- **SET EXERCISE**
Which lines below hold the word "chevron"? Copy all of them.

- **INFORMATION SHOWN**
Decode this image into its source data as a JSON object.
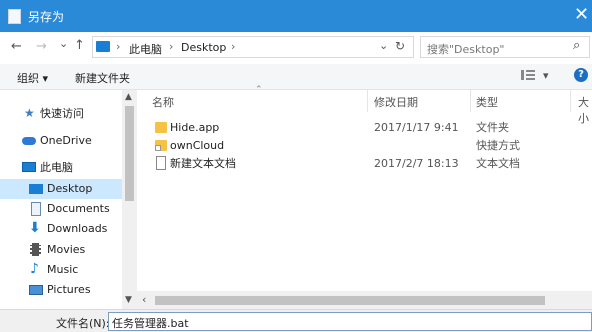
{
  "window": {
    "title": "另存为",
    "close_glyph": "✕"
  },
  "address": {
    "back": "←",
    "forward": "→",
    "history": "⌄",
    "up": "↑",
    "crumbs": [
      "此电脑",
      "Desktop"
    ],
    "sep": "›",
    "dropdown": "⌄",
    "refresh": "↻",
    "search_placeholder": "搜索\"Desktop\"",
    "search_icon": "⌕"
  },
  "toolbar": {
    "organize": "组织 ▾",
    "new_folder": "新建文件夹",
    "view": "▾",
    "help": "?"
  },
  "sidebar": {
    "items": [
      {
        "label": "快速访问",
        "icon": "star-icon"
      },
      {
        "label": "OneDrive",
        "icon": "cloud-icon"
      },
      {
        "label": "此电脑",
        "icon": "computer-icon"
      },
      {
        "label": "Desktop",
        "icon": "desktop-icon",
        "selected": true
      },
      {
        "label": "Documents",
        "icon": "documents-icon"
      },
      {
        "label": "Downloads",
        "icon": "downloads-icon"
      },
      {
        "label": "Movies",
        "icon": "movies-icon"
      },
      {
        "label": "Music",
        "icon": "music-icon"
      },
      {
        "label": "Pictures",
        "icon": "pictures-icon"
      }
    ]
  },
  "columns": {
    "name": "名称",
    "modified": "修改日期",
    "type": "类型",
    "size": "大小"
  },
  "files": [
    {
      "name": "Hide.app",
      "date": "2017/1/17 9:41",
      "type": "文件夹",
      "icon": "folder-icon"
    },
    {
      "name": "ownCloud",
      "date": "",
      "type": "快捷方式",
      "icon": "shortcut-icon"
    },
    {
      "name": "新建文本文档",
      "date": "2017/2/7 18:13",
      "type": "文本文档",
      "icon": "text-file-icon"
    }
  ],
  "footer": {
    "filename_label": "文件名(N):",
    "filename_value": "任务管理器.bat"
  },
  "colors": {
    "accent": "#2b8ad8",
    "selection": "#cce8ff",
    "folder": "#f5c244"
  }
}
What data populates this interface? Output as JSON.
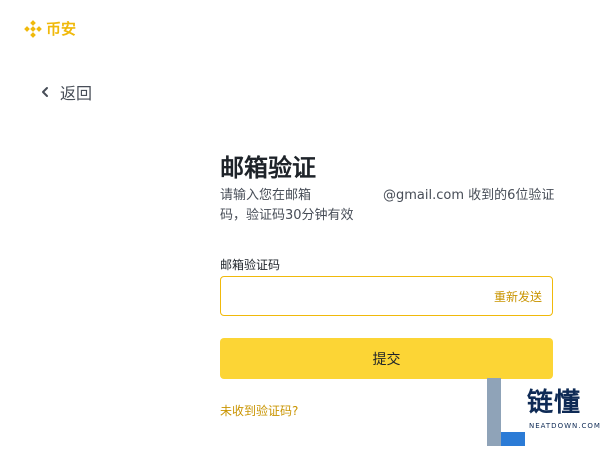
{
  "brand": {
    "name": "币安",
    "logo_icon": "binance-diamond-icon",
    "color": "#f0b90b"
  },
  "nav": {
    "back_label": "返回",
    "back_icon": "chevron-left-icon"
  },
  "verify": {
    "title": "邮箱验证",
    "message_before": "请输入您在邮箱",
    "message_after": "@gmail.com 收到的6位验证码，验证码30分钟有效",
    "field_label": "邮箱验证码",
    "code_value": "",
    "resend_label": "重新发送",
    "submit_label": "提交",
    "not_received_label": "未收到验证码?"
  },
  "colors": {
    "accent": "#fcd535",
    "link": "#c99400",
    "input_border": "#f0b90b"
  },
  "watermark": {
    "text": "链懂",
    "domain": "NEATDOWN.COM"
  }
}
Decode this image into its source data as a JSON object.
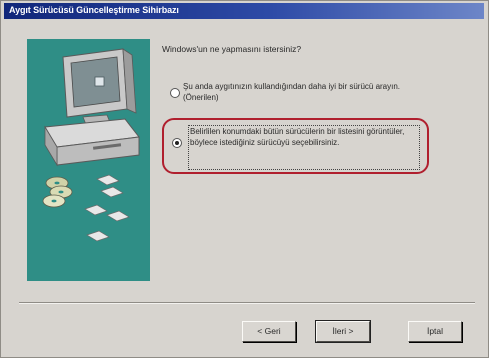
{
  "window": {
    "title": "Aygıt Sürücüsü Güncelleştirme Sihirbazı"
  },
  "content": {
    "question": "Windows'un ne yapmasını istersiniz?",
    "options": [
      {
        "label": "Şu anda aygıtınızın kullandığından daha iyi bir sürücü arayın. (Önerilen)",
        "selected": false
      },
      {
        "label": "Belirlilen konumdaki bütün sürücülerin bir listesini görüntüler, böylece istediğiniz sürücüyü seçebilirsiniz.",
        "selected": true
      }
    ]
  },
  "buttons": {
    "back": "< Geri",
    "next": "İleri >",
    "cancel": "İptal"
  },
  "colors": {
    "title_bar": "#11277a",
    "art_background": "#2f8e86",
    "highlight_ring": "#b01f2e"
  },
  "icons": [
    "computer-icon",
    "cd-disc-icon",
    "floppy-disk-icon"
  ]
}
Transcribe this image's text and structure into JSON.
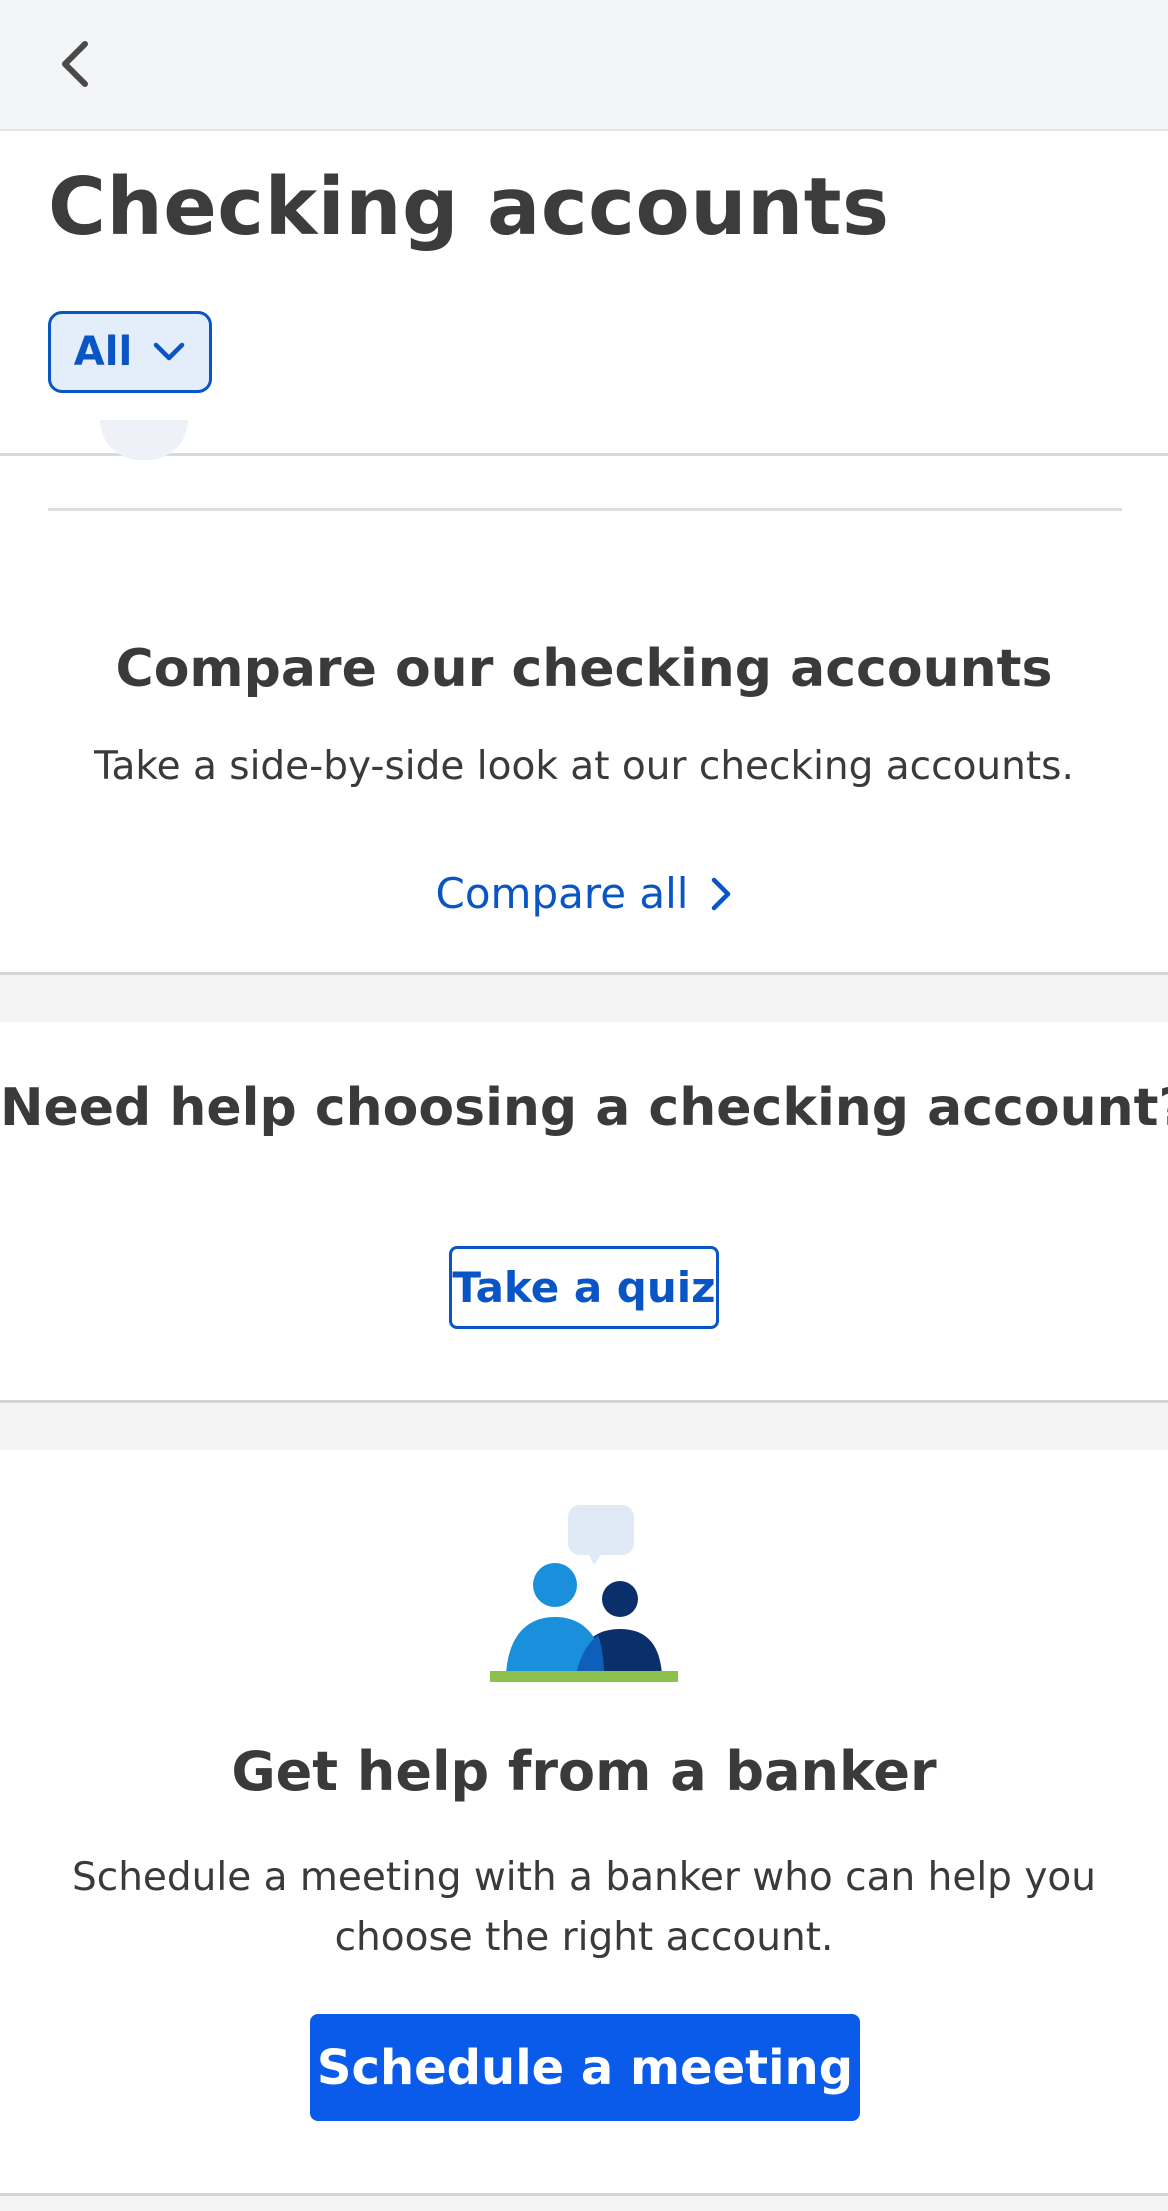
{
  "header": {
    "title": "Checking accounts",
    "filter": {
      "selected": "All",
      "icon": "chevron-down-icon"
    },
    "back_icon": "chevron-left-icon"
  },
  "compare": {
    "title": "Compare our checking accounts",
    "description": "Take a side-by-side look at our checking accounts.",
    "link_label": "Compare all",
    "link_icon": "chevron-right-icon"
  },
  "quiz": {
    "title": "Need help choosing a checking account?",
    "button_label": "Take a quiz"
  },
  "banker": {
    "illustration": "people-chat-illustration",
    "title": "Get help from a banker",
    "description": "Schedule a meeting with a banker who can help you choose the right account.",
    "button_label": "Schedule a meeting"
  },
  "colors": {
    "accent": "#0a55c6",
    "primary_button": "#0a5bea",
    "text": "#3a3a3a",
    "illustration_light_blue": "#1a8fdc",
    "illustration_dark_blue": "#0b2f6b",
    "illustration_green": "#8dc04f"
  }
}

- **ANSWER TO THIS TASK**
    "back_icon": "chevron-left-icon"
      "icon": "chevron-down-icon"
    "back_icon": "chevron-left-icon"
    "link_icon": "chevron-right-icon"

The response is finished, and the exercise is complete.